The task> Omit all pictures, then retype the data exactly as given.
^^^^
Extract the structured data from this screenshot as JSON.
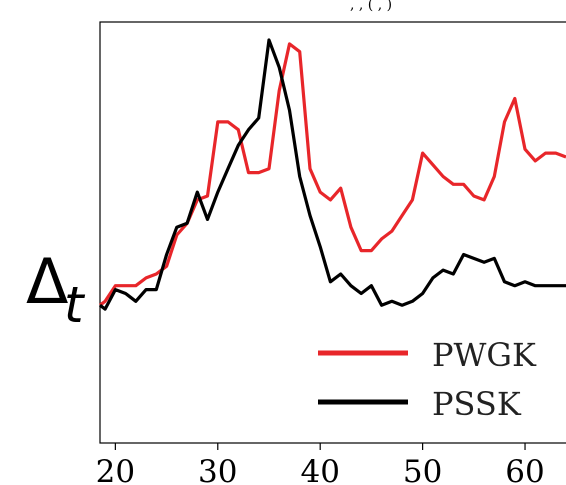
{
  "chart_data": {
    "type": "line",
    "title": "",
    "top_fragment": ", , ( , )",
    "ylabel": {
      "base": "Δ",
      "sub": "t"
    },
    "xlabel": "",
    "xlim": [
      18.5,
      64
    ],
    "ylim": [
      0,
      1
    ],
    "xticks": [
      20,
      30,
      40,
      50,
      60
    ],
    "xtick_labels": [
      "20",
      "30",
      "40",
      "50",
      "60"
    ],
    "grid": false,
    "legend_position": "lower-right",
    "colors": {
      "PWGK": "#e8262a",
      "PSSK": "#000000"
    },
    "series": [
      {
        "name": "PWGK",
        "color": "#e8262a",
        "x": [
          18.5,
          19,
          20,
          21,
          22,
          23,
          24,
          25,
          26,
          27,
          28,
          29,
          30,
          31,
          32,
          33,
          34,
          35,
          36,
          37,
          38,
          39,
          40,
          41,
          42,
          43,
          44,
          45,
          46,
          47,
          48,
          49,
          50,
          51,
          52,
          53,
          54,
          55,
          56,
          57,
          58,
          59,
          60,
          61,
          62,
          63,
          64
        ],
        "y": [
          0.32,
          0.33,
          0.37,
          0.37,
          0.37,
          0.39,
          0.4,
          0.42,
          0.5,
          0.53,
          0.59,
          0.6,
          0.79,
          0.79,
          0.77,
          0.66,
          0.66,
          0.67,
          0.87,
          0.99,
          0.97,
          0.67,
          0.61,
          0.59,
          0.62,
          0.52,
          0.46,
          0.46,
          0.49,
          0.51,
          0.55,
          0.59,
          0.71,
          0.68,
          0.65,
          0.63,
          0.63,
          0.6,
          0.59,
          0.65,
          0.79,
          0.85,
          0.72,
          0.69,
          0.71,
          0.71,
          0.7
        ]
      },
      {
        "name": "PSSK",
        "color": "#000000",
        "x": [
          18.5,
          19,
          20,
          21,
          22,
          23,
          24,
          25,
          26,
          27,
          28,
          29,
          30,
          31,
          32,
          33,
          34,
          35,
          36,
          37,
          38,
          39,
          40,
          41,
          42,
          43,
          44,
          45,
          46,
          47,
          48,
          49,
          50,
          51,
          52,
          53,
          54,
          55,
          56,
          57,
          58,
          59,
          60,
          61,
          62,
          63,
          64
        ],
        "y": [
          0.32,
          0.31,
          0.36,
          0.35,
          0.33,
          0.36,
          0.36,
          0.45,
          0.52,
          0.53,
          0.61,
          0.54,
          0.61,
          0.67,
          0.73,
          0.77,
          0.8,
          1.0,
          0.93,
          0.82,
          0.65,
          0.55,
          0.47,
          0.38,
          0.4,
          0.37,
          0.35,
          0.37,
          0.32,
          0.33,
          0.32,
          0.33,
          0.35,
          0.39,
          0.41,
          0.4,
          0.45,
          0.44,
          0.43,
          0.44,
          0.38,
          0.37,
          0.38,
          0.37,
          0.37,
          0.37,
          0.37
        ]
      }
    ]
  }
}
^^^^
Exercise result>
Extract the structured data from this screenshot as JSON.
{
  "chart_data": {
    "type": "line",
    "title": "",
    "top_fragment": ", , ( , )",
    "ylabel": {
      "base": "Δ",
      "sub": "t"
    },
    "xlabel": "",
    "xlim": [
      18.5,
      64
    ],
    "ylim": [
      0,
      1
    ],
    "xticks": [
      20,
      30,
      40,
      50,
      60
    ],
    "xtick_labels": [
      "20",
      "30",
      "40",
      "50",
      "60"
    ],
    "grid": false,
    "legend_position": "lower-right",
    "colors": {
      "PWGK": "#e8262a",
      "PSSK": "#000000"
    },
    "series": [
      {
        "name": "PWGK",
        "color": "#e8262a",
        "x": [
          18.5,
          19,
          20,
          21,
          22,
          23,
          24,
          25,
          26,
          27,
          28,
          29,
          30,
          31,
          32,
          33,
          34,
          35,
          36,
          37,
          38,
          39,
          40,
          41,
          42,
          43,
          44,
          45,
          46,
          47,
          48,
          49,
          50,
          51,
          52,
          53,
          54,
          55,
          56,
          57,
          58,
          59,
          60,
          61,
          62,
          63,
          64
        ],
        "y": [
          0.32,
          0.33,
          0.37,
          0.37,
          0.37,
          0.39,
          0.4,
          0.42,
          0.5,
          0.53,
          0.59,
          0.6,
          0.79,
          0.79,
          0.77,
          0.66,
          0.66,
          0.67,
          0.87,
          0.99,
          0.97,
          0.67,
          0.61,
          0.59,
          0.62,
          0.52,
          0.46,
          0.46,
          0.49,
          0.51,
          0.55,
          0.59,
          0.71,
          0.68,
          0.65,
          0.63,
          0.63,
          0.6,
          0.59,
          0.65,
          0.79,
          0.85,
          0.72,
          0.69,
          0.71,
          0.71,
          0.7
        ]
      },
      {
        "name": "PSSK",
        "color": "#000000",
        "x": [
          18.5,
          19,
          20,
          21,
          22,
          23,
          24,
          25,
          26,
          27,
          28,
          29,
          30,
          31,
          32,
          33,
          34,
          35,
          36,
          37,
          38,
          39,
          40,
          41,
          42,
          43,
          44,
          45,
          46,
          47,
          48,
          49,
          50,
          51,
          52,
          53,
          54,
          55,
          56,
          57,
          58,
          59,
          60,
          61,
          62,
          63,
          64
        ],
        "y": [
          0.32,
          0.31,
          0.36,
          0.35,
          0.33,
          0.36,
          0.36,
          0.45,
          0.52,
          0.53,
          0.61,
          0.54,
          0.61,
          0.67,
          0.73,
          0.77,
          0.8,
          1.0,
          0.93,
          0.82,
          0.65,
          0.55,
          0.47,
          0.38,
          0.4,
          0.37,
          0.35,
          0.37,
          0.32,
          0.33,
          0.32,
          0.33,
          0.35,
          0.39,
          0.41,
          0.4,
          0.45,
          0.44,
          0.43,
          0.44,
          0.38,
          0.37,
          0.38,
          0.37,
          0.37,
          0.37,
          0.37
        ]
      }
    ]
  }
}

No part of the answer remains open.